== Figure contents as structured data ==
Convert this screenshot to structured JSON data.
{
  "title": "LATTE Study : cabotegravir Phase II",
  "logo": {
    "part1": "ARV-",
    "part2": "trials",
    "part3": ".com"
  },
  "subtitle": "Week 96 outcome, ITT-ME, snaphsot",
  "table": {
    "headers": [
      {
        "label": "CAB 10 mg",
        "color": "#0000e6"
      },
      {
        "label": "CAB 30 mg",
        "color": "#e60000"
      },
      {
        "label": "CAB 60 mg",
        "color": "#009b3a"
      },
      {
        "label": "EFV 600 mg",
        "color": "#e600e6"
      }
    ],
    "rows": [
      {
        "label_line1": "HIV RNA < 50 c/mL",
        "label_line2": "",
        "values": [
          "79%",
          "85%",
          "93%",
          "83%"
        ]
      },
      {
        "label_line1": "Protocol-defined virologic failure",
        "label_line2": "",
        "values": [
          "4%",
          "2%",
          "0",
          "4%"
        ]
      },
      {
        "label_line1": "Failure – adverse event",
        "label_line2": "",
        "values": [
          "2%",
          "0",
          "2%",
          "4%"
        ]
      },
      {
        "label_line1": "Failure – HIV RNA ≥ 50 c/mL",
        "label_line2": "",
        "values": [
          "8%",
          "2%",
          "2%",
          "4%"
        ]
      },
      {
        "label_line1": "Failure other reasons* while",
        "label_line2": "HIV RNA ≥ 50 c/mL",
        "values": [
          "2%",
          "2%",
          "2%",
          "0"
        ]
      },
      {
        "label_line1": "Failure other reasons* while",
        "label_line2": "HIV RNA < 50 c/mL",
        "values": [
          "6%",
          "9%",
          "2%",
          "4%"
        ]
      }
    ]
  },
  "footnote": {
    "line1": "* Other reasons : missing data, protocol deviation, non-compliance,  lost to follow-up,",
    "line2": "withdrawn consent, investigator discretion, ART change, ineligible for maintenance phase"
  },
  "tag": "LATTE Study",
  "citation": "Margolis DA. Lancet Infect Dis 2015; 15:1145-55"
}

== Task brief ==
Filter the listing for the word "LATTE" and copy every line that holds it.

== Finished answer ==
  "title": "LATTE Study : cabotegravir Phase II",
  "tag": "LATTE Study",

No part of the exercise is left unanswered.